WORK REQUIRED: Without the pictures, return all of the material exactly as written.
START RAW DATA
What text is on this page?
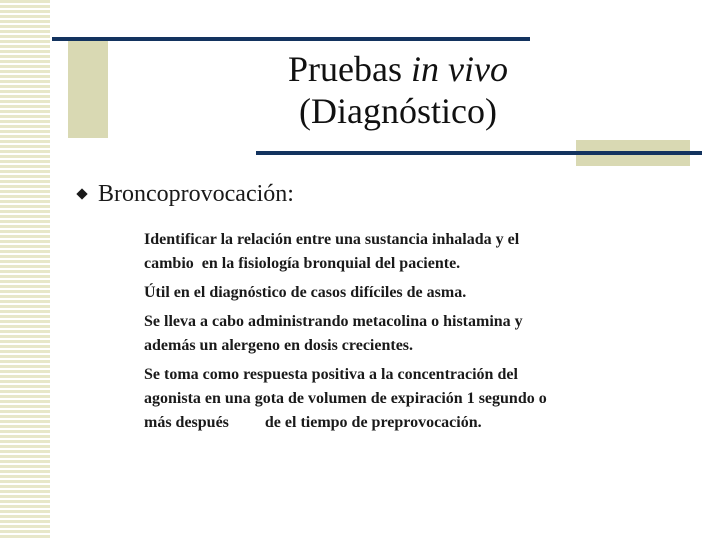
Pruebas in vivo
(Diagnóstico)
Broncoprovocación:

Identificar la relación entre una sustancia inhalada y el
cambio  en la fisiología bronquial del paciente.

Útil en el diagnóstico de casos difíciles de asma.

Se lleva a cabo administrando metacolina o histamina y
además un alergeno en dosis crecientes.

Se toma como respuesta positiva a la concentración del
agonista en una gota de volumen de expiración 1 segundo o
más después         de el tiempo de preprovocación.
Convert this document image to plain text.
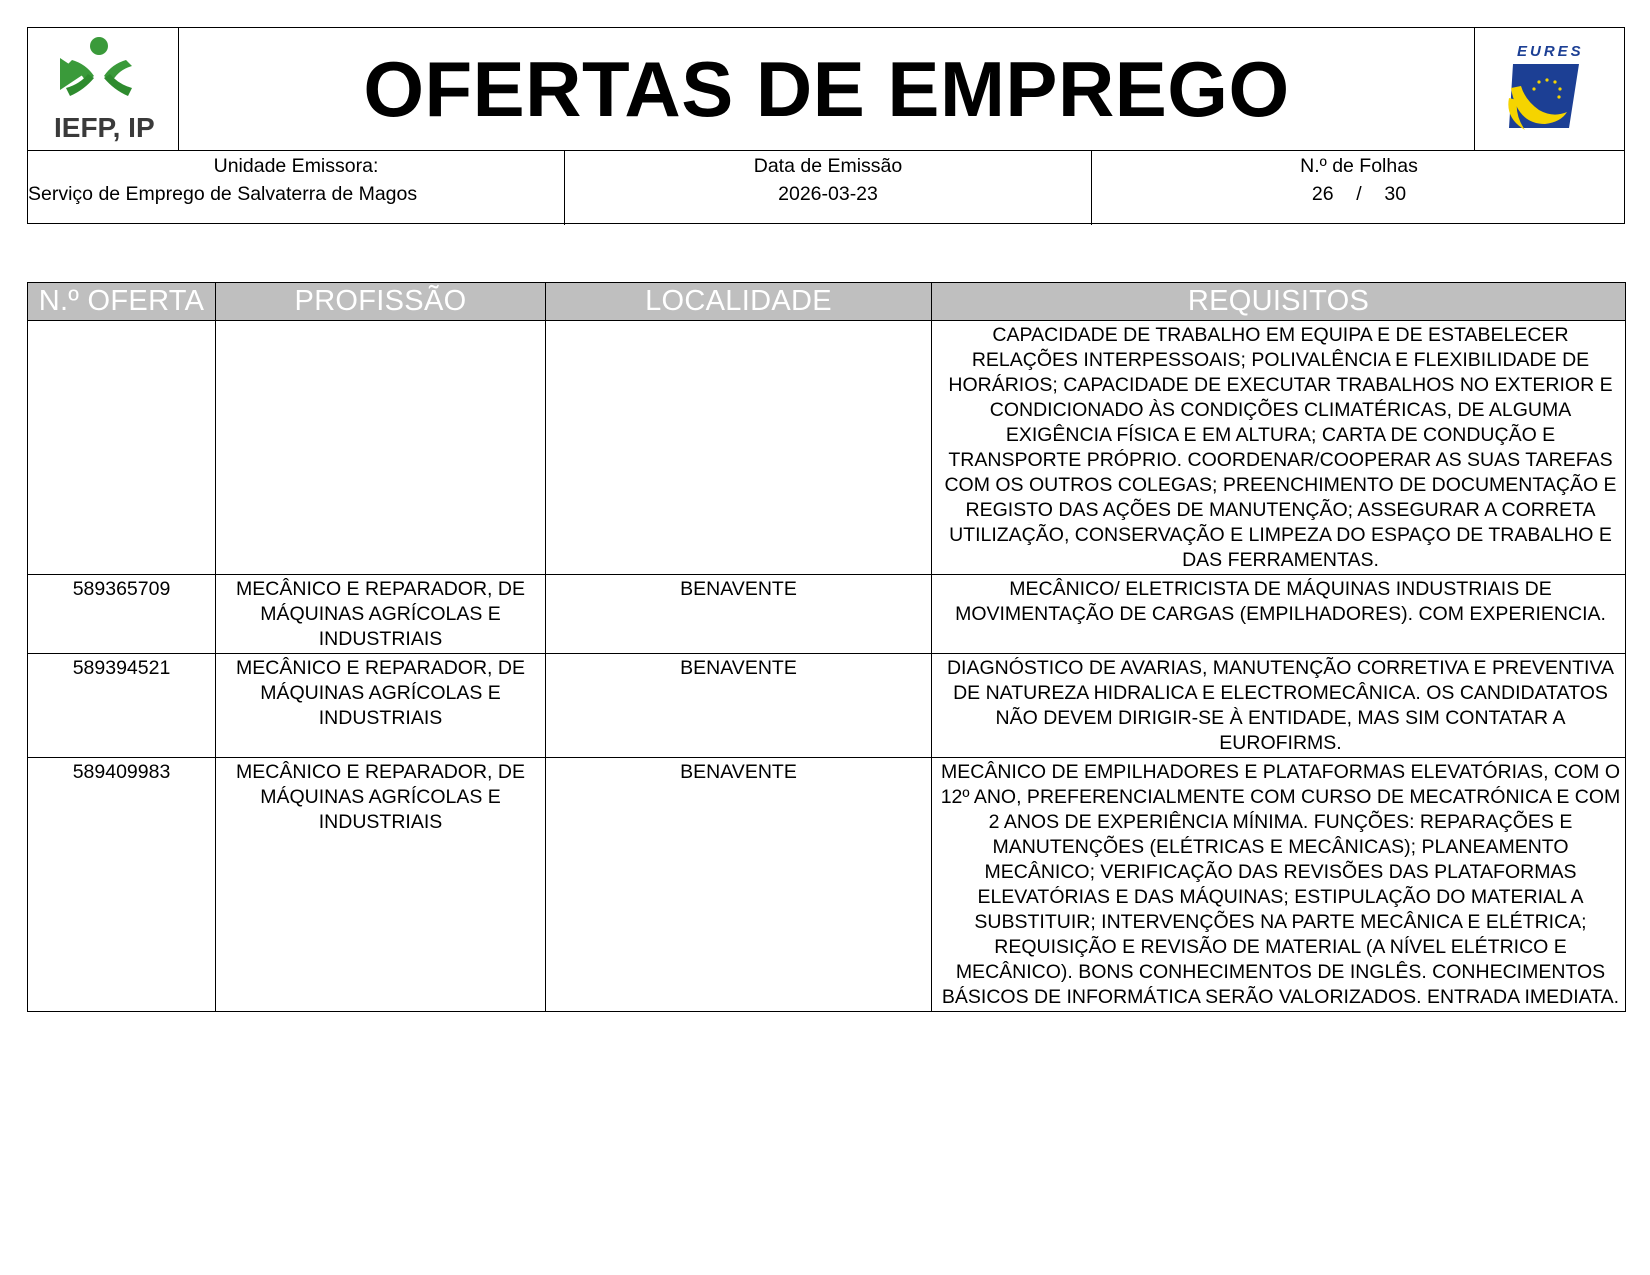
IEFP, IP	OFERTAS DE EMPREGO	EURES
Unidade Emissora:
Serviço de Emprego de Salvaterra de Magos
Data de Emissão
2026-03-23
N.º de Folhas
26 / 30
N.º OFERTA	PROFISSÃO	LOCALIDADE	REQUISITOS
			CAPACIDADE DE TRABALHO EM EQUIPA E DE ESTABELECER RELAÇÕES INTERPESSOAIS; POLIVALÊNCIA E FLEXIBILIDADE DE HORÁRIOS; CAPACIDADE DE EXECUTAR TRABALHOS NO EXTERIOR E CONDICIONADO ÀS CONDIÇÕES CLIMATÉRICAS, DE ALGUMA EXIGÊNCIA FÍSICA E EM ALTURA; CARTA DE CONDUÇÃO E TRANSPORTE PRÓPRIO. COORDENAR/COOPERAR AS SUAS TAREFAS COM OS OUTROS COLEGAS; PREENCHIMENTO DE DOCUMENTAÇÃO E REGISTO DAS AÇÕES DE MANUTENÇÃO; ASSEGURAR A CORRETA UTILIZAÇÃO, CONSERVAÇÃO E LIMPEZA DO ESPAÇO DE TRABALHO E DAS FERRAMENTAS.
589365709	MECÂNICO E REPARADOR, DE MÁQUINAS AGRÍCOLAS E INDUSTRIAIS	BENAVENTE	MECÂNICO/ ELETRICISTA DE MÁQUINAS INDUSTRIAIS DE MOVIMENTAÇÃO DE CARGAS (EMPILHADORES). COM EXPERIENCIA.
589394521	MECÂNICO E REPARADOR, DE MÁQUINAS AGRÍCOLAS E INDUSTRIAIS	BENAVENTE	DIAGNÓSTICO DE AVARIAS, MANUTENÇÃO CORRETIVA E PREVENTIVA DE NATUREZA HIDRALICA E ELECTROMECÂNICA. OS CANDIDATATOS NÃO DEVEM DIRIGIR-SE À ENTIDADE, MAS SIM CONTATAR A EUROFIRMS.
589409983	MECÂNICO E REPARADOR, DE MÁQUINAS AGRÍCOLAS E INDUSTRIAIS	BENAVENTE	MECÂNICO DE EMPILHADORES E PLATAFORMAS ELEVATÓRIAS, COM O 12º ANO, PREFERENCIALMENTE COM CURSO DE MECATRÓNICA E COM 2 ANOS DE EXPERIÊNCIA MÍNIMA. FUNÇÕES: REPARAÇÕES E MANUTENÇÕES (ELÉTRICAS E MECÂNICAS); PLANEAMENTO MECÂNICO; VERIFICAÇÃO DAS REVISÕES DAS PLATAFORMAS ELEVATÓRIAS E DAS MÁQUINAS; ESTIPULAÇÃO DO MATERIAL A SUBSTITUIR; INTERVENÇÕES NA PARTE MECÂNICA E ELÉTRICA; REQUISIÇÃO E REVISÃO DE MATERIAL (A NÍVEL ELÉTRICO E MECÂNICO). BONS CONHECIMENTOS DE INGLÊS. CONHECIMENTOS BÁSICOS DE INFORMÁTICA SERÃO VALORIZADOS. ENTRADA IMEDIATA.
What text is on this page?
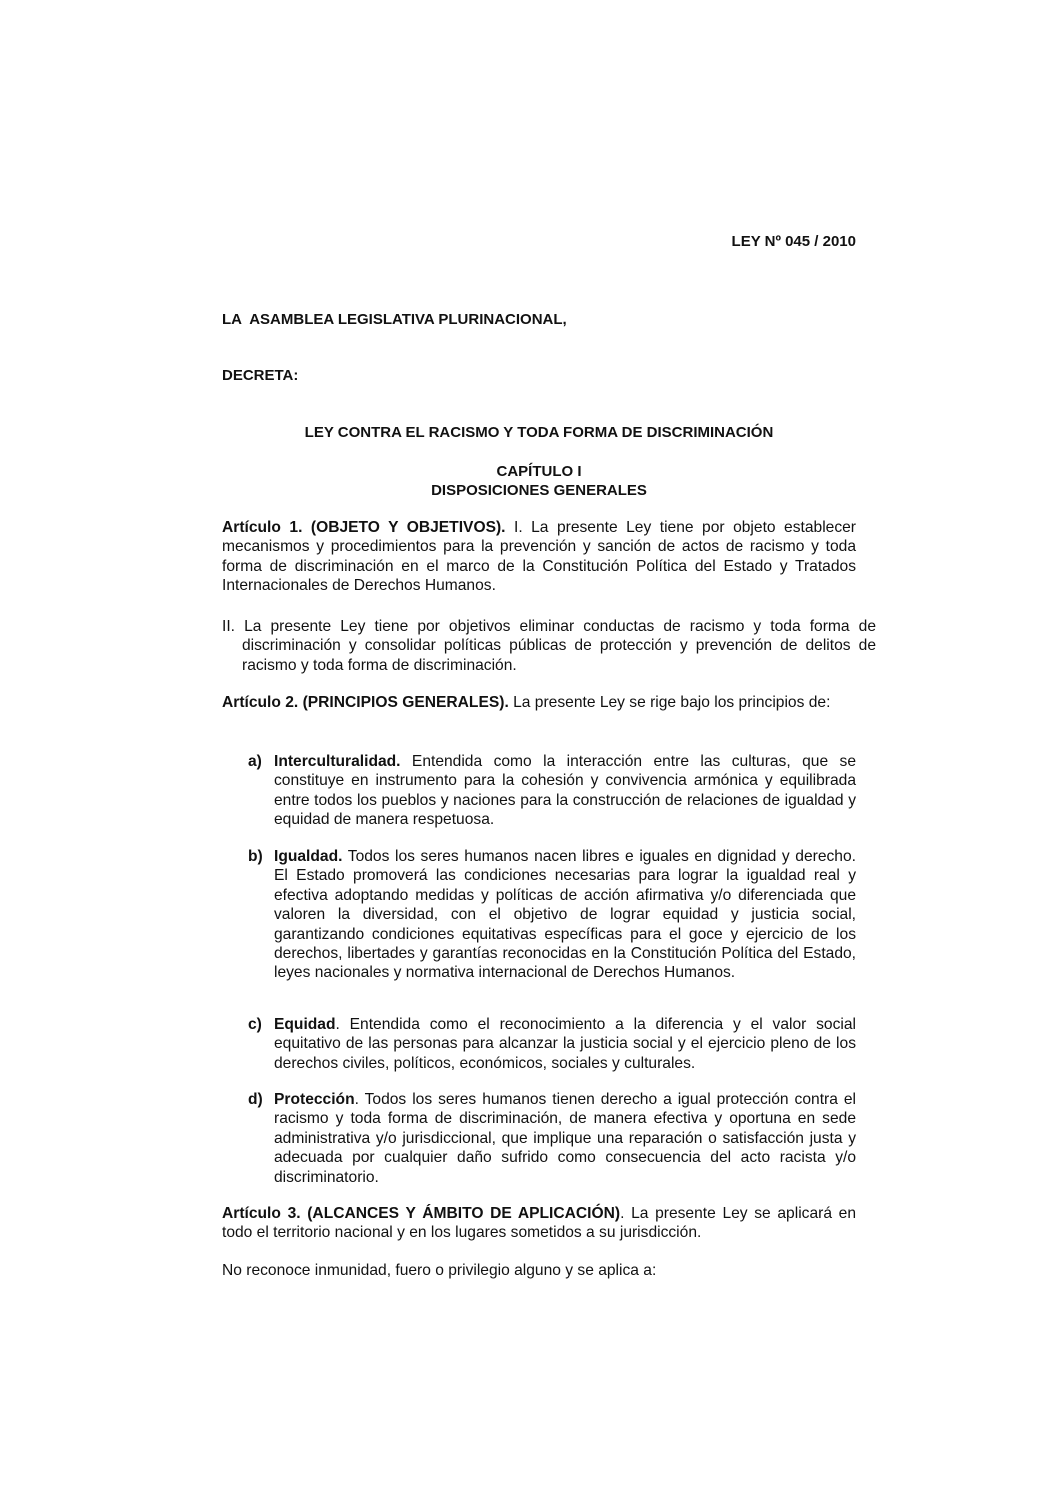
LEY Nº 045 / 2010
LA  ASAMBLEA LEGISLATIVA PLURINACIONAL,
DECRETA:
LEY CONTRA EL RACISMO Y TODA FORMA DE DISCRIMINACIÓN
CAPÍTULO I
DISPOSICIONES GENERALES
Artículo 1. (OBJETO Y OBJETIVOS). I. La presente Ley tiene por objeto establecer mecanismos y procedimientos para la prevención y sanción de actos de racismo y toda forma de discriminación en el marco de la Constitución Política del Estado y Tratados Internacionales de Derechos Humanos.
II. La presente Ley tiene por objetivos eliminar conductas de racismo y toda forma de discriminación y consolidar políticas públicas de protección y prevención de delitos de racismo y toda forma de discriminación.
Artículo 2. (PRINCIPIOS GENERALES). La presente Ley se rige bajo los principios de:
a) Interculturalidad. Entendida como la interacción entre las culturas, que se constituye en instrumento para la cohesión y convivencia armónica y equilibrada entre todos los pueblos y naciones para la construcción de relaciones de igualdad y equidad de manera respetuosa.
b) Igualdad. Todos los seres humanos nacen libres e iguales en dignidad y derecho. El Estado promoverá las condiciones necesarias para lograr la igualdad real y efectiva adoptando medidas y políticas de acción afirmativa y/o diferenciada que valoren la diversidad, con el objetivo de lograr equidad y justicia social, garantizando condiciones equitativas específicas para el goce y ejercicio de los derechos, libertades y garantías reconocidas en la Constitución Política del Estado, leyes nacionales y normativa internacional de Derechos Humanos.
c) Equidad. Entendida como el reconocimiento a la diferencia y el valor social equitativo de las personas para alcanzar la justicia social y el ejercicio pleno de los derechos civiles, políticos, económicos, sociales y culturales.
d) Protección. Todos los seres humanos tienen derecho a igual protección contra el racismo y toda forma de discriminación, de manera efectiva y oportuna en sede administrativa y/o jurisdiccional, que implique una reparación o satisfacción justa y adecuada por cualquier daño sufrido como consecuencia del acto racista y/o discriminatorio.
Artículo 3. (ALCANCES Y ÁMBITO DE APLICACIÓN). La presente Ley se aplicará en todo el territorio nacional y en los lugares sometidos a su jurisdicción.
No reconoce inmunidad, fuero o privilegio alguno y se aplica a:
END RAW DATA
PROBLEM SOLUTION:
What text is on this page?
Pruebas in vivo
(Diagnóstico)
Broncoprovocación:

Identificar la relación entre una sustancia inhalada y el
cambio  en la fisiología bronquial del paciente.

Útil en el diagnóstico de casos difíciles de asma.

Se lleva a cabo administrando metacolina o histamina y
además un alergeno en dosis crecientes.

Se toma como respuesta positiva a la concentración del
agonista en una gota de volumen de expiración 1 segundo o
más después         de el tiempo de preprovocación.
Convert this document image to plain text.
IEFP, IP	OFERTAS DE EMPREGO	EURES
Unidade Emissora:
Serviço de Emprego de Salvaterra de Magos
Data de Emissão
2026-03-23
N.º de Folhas
26 / 30
N.º OFERTA	PROFISSÃO	LOCALIDADE	REQUISITOS
			CAPACIDADE DE TRABALHO EM EQUIPA E DE ESTABELECER RELAÇÕES INTERPESSOAIS; POLIVALÊNCIA E FLEXIBILIDADE DE HORÁRIOS; CAPACIDADE DE EXECUTAR TRABALHOS NO EXTERIOR E CONDICIONADO ÀS CONDIÇÕES CLIMATÉRICAS, DE ALGUMA EXIGÊNCIA FÍSICA E EM ALTURA; CARTA DE CONDUÇÃO E TRANSPORTE PRÓPRIO. COORDENAR/COOPERAR AS SUAS TAREFAS COM OS OUTROS COLEGAS; PREENCHIMENTO DE DOCUMENTAÇÃO E REGISTO DAS AÇÕES DE MANUTENÇÃO; ASSEGURAR A CORRETA UTILIZAÇÃO, CONSERVAÇÃO E LIMPEZA DO ESPAÇO DE TRABALHO E DAS FERRAMENTAS.
589365709	MECÂNICO E REPARADOR, DE MÁQUINAS AGRÍCOLAS E INDUSTRIAIS	BENAVENTE	MECÂNICO/ ELETRICISTA DE MÁQUINAS INDUSTRIAIS DE MOVIMENTAÇÃO DE CARGAS (EMPILHADORES). COM EXPERIENCIA.
589394521	MECÂNICO E REPARADOR, DE MÁQUINAS AGRÍCOLAS E INDUSTRIAIS	BENAVENTE	DIAGNÓSTICO DE AVARIAS, MANUTENÇÃO CORRETIVA E PREVENTIVA DE NATUREZA HIDRALICA E ELECTROMECÂNICA. OS CANDIDATATOS NÃO DEVEM DIRIGIR-SE À ENTIDADE, MAS SIM CONTATAR A EUROFIRMS.
589409983	MECÂNICO E REPARADOR, DE MÁQUINAS AGRÍCOLAS E INDUSTRIAIS	BENAVENTE	MECÂNICO DE EMPILHADORES E PLATAFORMAS ELEVATÓRIAS, COM O 12º ANO, PREFERENCIALMENTE COM CURSO DE MECATRÓNICA E COM 2 ANOS DE EXPERIÊNCIA MÍNIMA. FUNÇÕES: REPARAÇÕES E MANUTENÇÕES (ELÉTRICAS E MECÂNICAS); PLANEAMENTO MECÂNICO; VERIFICAÇÃO DAS REVISÕES DAS PLATAFORMAS ELEVATÓRIAS E DAS MÁQUINAS; ESTIPULAÇÃO DO MATERIAL A SUBSTITUIR; INTERVENÇÕES NA PARTE MECÂNICA E ELÉTRICA; REQUISIÇÃO E REVISÃO DE MATERIAL (A NÍVEL ELÉTRICO E MECÂNICO). BONS CONHECIMENTOS DE INGLÊS. CONHECIMENTOS BÁSICOS DE INFORMÁTICA SERÃO VALORIZADOS. ENTRADA IMEDIATA.
What text is on this page?
LEY Nº 045 / 2010
LA  ASAMBLEA LEGISLATIVA PLURINACIONAL,
DECRETA:
LEY CONTRA EL RACISMO Y TODA FORMA DE DISCRIMINACIÓN
CAPÍTULO I
DISPOSICIONES GENERALES
Artículo 1. (OBJETO Y OBJETIVOS). I. La presente Ley tiene por objeto establecer mecanismos y procedimientos para la prevención y sanción de actos de racismo y toda forma de discriminación en el marco de la Constitución Política del Estado y Tratados Internacionales de Derechos Humanos.
II. La presente Ley tiene por objetivos eliminar conductas de racismo y toda forma de discriminación y consolidar políticas públicas de protección y prevención de delitos de racismo y toda forma de discriminación.
Artículo 2. (PRINCIPIOS GENERALES). La presente Ley se rige bajo los principios de:
a) Interculturalidad. Entendida como la interacción entre las culturas, que se constituye en instrumento para la cohesión y convivencia armónica y equilibrada entre todos los pueblos y naciones para la construcción de relaciones de igualdad y equidad de manera respetuosa.
b) Igualdad. Todos los seres humanos nacen libres e iguales en dignidad y derecho. El Estado promoverá las condiciones necesarias para lograr la igualdad real y efectiva adoptando medidas y políticas de acción afirmativa y/o diferenciada que valoren la diversidad, con el objetivo de lograr equidad y justicia social, garantizando condiciones equitativas específicas para el goce y ejercicio de los derechos, libertades y garantías reconocidas en la Constitución Política del Estado, leyes nacionales y normativa internacional de Derechos Humanos.
c) Equidad. Entendida como el reconocimiento a la diferencia y el valor social equitativo de las personas para alcanzar la justicia social y el ejercicio pleno de los derechos civiles, políticos, económicos, sociales y culturales.
d) Protección. Todos los seres humanos tienen derecho a igual protección contra el racismo y toda forma de discriminación, de manera efectiva y oportuna en sede administrativa y/o jurisdiccional, que implique una reparación o satisfacción justa y adecuada por cualquier daño sufrido como consecuencia del acto racista y/o discriminatorio.
Artículo 3. (ALCANCES Y ÁMBITO DE APLICACIÓN). La presente Ley se aplicará en todo el territorio nacional y en los lugares sometidos a su jurisdicción.
No reconoce inmunidad, fuero o privilegio alguno y se aplica a:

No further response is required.